-- start of Data shown --

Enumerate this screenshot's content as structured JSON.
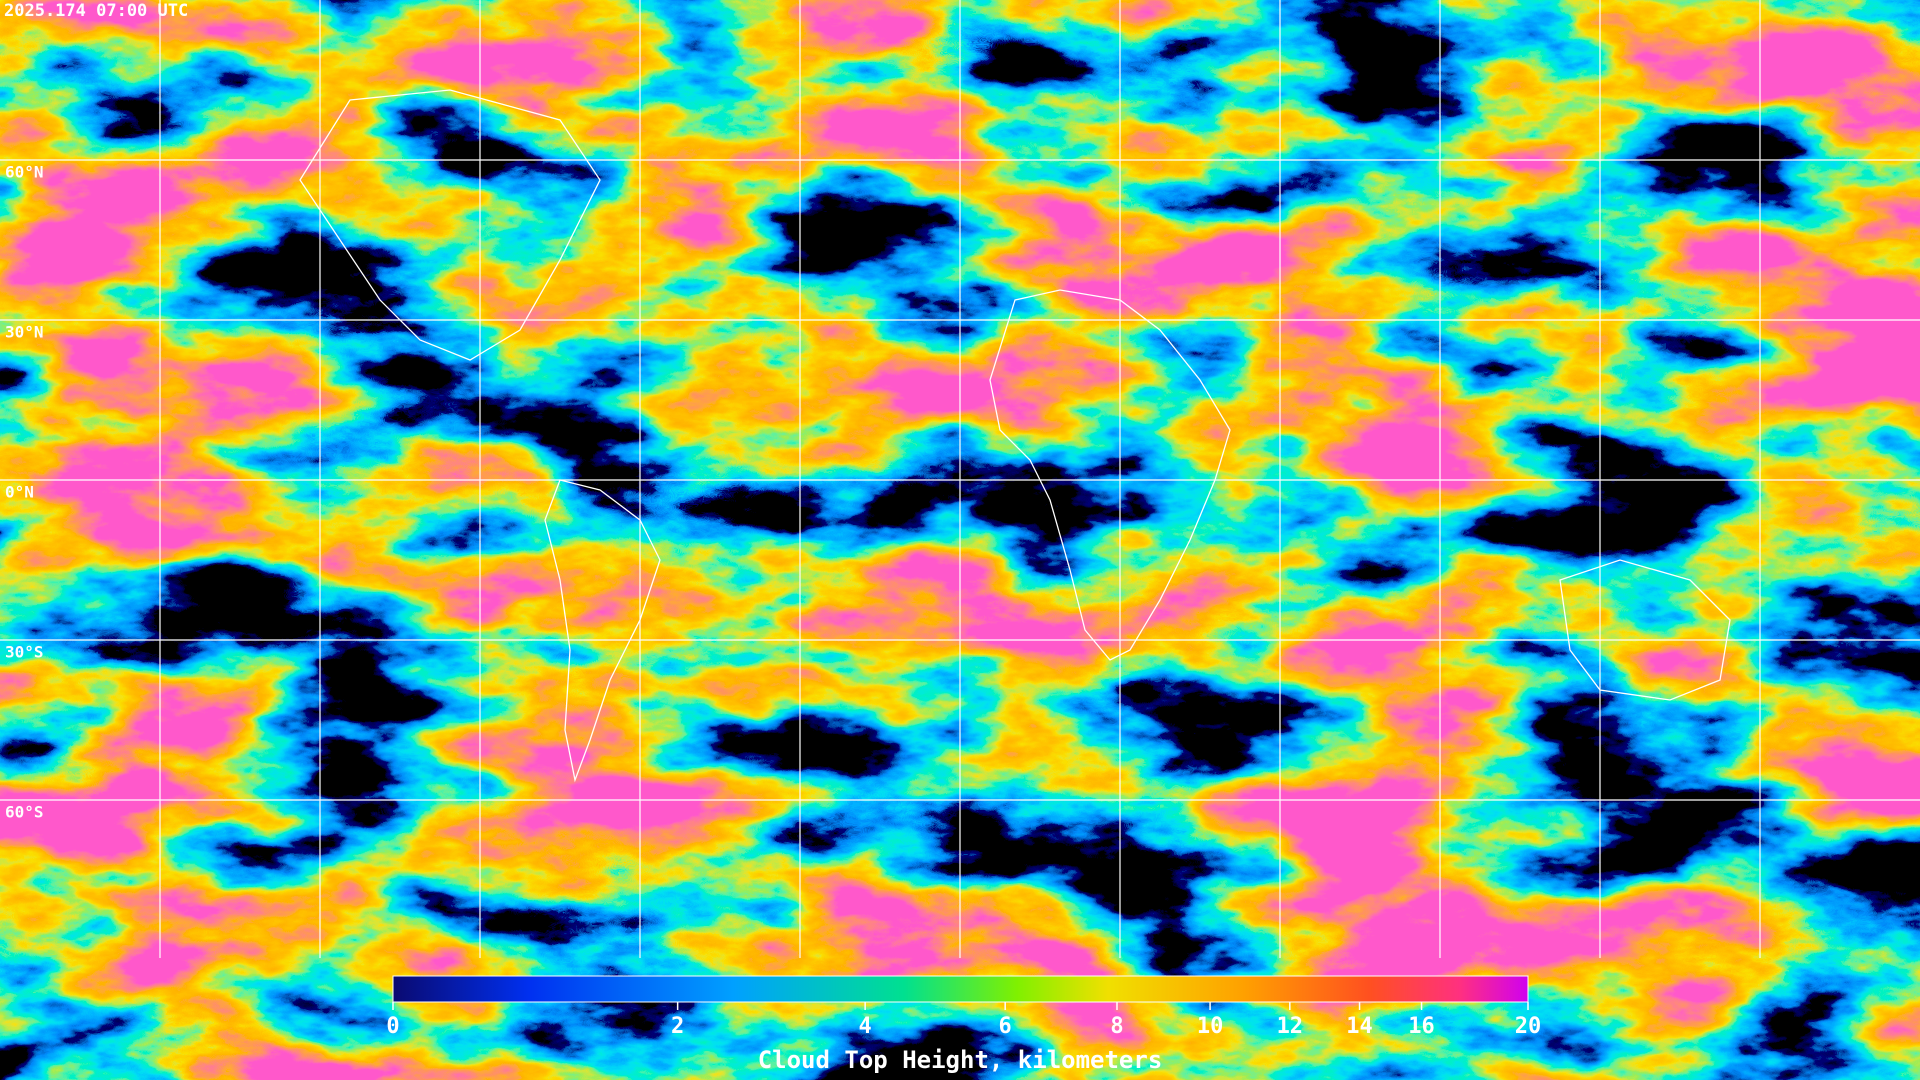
{
  "header": {
    "timestamp": "2025.174 07:00 UTC"
  },
  "map": {
    "latitude_labels": [
      "60°N",
      "30°N",
      "0°N",
      "30°S",
      "60°S"
    ]
  },
  "colorbar": {
    "title": "Cloud Top Height, kilometers",
    "range": [
      0,
      20
    ],
    "ticks": [
      0,
      2,
      4,
      6,
      8,
      10,
      12,
      14,
      16,
      20
    ]
  }
}
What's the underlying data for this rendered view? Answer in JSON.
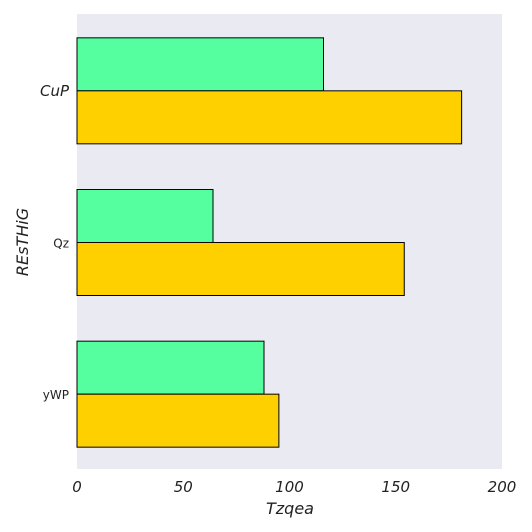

-- end of Data shown --

== Task description ==
Write out the records above once more, word for word, with no pictures.

== Correct output ==
Enumerate this screenshot's content as structured JSON.
{
  "header": {
    "timestamp": "2025.174 07:00 UTC"
  },
  "map": {
    "latitude_labels": [
      "60°N",
      "30°N",
      "0°N",
      "30°S",
      "60°S"
    ]
  },
  "colorbar": {
    "title": "Cloud Top Height, kilometers",
    "range": [
      0,
      20
    ],
    "ticks": [
      0,
      2,
      4,
      6,
      8,
      10,
      12,
      14,
      16,
      20
    ]
  }
}
What's the underlying data for this rendered view? Answer in JSON.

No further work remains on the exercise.